-- Begin Excerpted data --
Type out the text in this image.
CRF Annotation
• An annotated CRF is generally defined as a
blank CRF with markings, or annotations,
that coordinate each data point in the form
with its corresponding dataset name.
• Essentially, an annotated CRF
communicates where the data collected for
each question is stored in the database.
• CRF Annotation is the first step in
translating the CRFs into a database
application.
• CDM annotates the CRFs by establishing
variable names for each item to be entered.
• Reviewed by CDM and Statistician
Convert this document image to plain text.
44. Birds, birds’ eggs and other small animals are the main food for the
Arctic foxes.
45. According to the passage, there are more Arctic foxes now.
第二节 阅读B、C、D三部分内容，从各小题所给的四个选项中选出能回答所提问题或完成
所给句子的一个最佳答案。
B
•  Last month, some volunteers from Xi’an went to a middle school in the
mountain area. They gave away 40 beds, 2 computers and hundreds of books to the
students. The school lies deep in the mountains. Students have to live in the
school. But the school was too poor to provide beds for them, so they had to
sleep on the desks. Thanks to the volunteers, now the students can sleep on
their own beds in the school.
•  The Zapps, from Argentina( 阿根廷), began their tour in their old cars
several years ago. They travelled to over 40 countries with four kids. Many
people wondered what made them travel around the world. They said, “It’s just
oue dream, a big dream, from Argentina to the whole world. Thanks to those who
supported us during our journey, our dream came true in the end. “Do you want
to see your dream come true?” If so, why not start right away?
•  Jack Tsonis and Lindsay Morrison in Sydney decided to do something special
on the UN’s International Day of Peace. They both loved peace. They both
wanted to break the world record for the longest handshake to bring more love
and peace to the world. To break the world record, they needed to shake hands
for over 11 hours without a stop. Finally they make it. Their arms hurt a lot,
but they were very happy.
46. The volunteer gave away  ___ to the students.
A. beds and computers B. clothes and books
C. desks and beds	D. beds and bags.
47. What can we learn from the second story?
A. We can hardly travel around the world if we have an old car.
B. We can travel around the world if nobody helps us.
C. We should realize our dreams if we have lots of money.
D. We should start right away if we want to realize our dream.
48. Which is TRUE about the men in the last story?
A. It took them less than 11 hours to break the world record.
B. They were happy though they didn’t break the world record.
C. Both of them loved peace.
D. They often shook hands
-- End Excerpted data --
Quote the entire listing above exactly.

Result:
Type out the text in this image.
CRF Annotation
• An annotated CRF is generally defined as a
blank CRF with markings, or annotations,
that coordinate each data point in the form
with its corresponding dataset name.
• Essentially, an annotated CRF
communicates where the data collected for
each question is stored in the database.
• CRF Annotation is the first step in
translating the CRFs into a database
application.
• CDM annotates the CRFs by establishing
variable names for each item to be entered.
• Reviewed by CDM and Statistician
Convert this document image to plain text.
44. Birds, birds’ eggs and other small animals are the main food for the
Arctic foxes.
45. According to the passage, there are more Arctic foxes now.
第二节 阅读B、C、D三部分内容，从各小题所给的四个选项中选出能回答所提问题或完成
所给句子的一个最佳答案。
B
•  Last month, some volunteers from Xi’an went to a middle school in the
mountain area. They gave away 40 beds, 2 computers and hundreds of books to the
students. The school lies deep in the mountains. Students have to live in the
school. But the school was too poor to provide beds for them, so they had to
sleep on the desks. Thanks to the volunteers, now the students can sleep on
their own beds in the school.
•  The Zapps, from Argentina( 阿根廷), began their tour in their old cars
several years ago. They travelled to over 40 countries with four kids. Many
people wondered what made them travel around the world. They said, “It’s just
oue dream, a big dream, from Argentina to the whole world. Thanks to those who
supported us during our journey, our dream came true in the end. “Do you want
to see your dream come true?” If so, why not start right away?
•  Jack Tsonis and Lindsay Morrison in Sydney decided to do something special
on the UN’s International Day of Peace. They both loved peace. They both
wanted to break the world record for the longest handshake to bring more love
and peace to the world. To break the world record, they needed to shake hands
for over 11 hours without a stop. Finally they make it. Their arms hurt a lot,
but they were very happy.
46. The volunteer gave away  ___ to the students.
A. beds and computers B. clothes and books
C. desks and beds	D. beds and bags.
47. What can we learn from the second story?
A. We can hardly travel around the world if we have an old car.
B. We can travel around the world if nobody helps us.
C. We should realize our dreams if we have lots of money.
D. We should start right away if we want to realize our dream.
48. Which is TRUE about the men in the last story?
A. It took them less than 11 hours to break the world record.
B. They were happy though they didn’t break the world record.
C. Both of them loved peace.
D. They often shook hands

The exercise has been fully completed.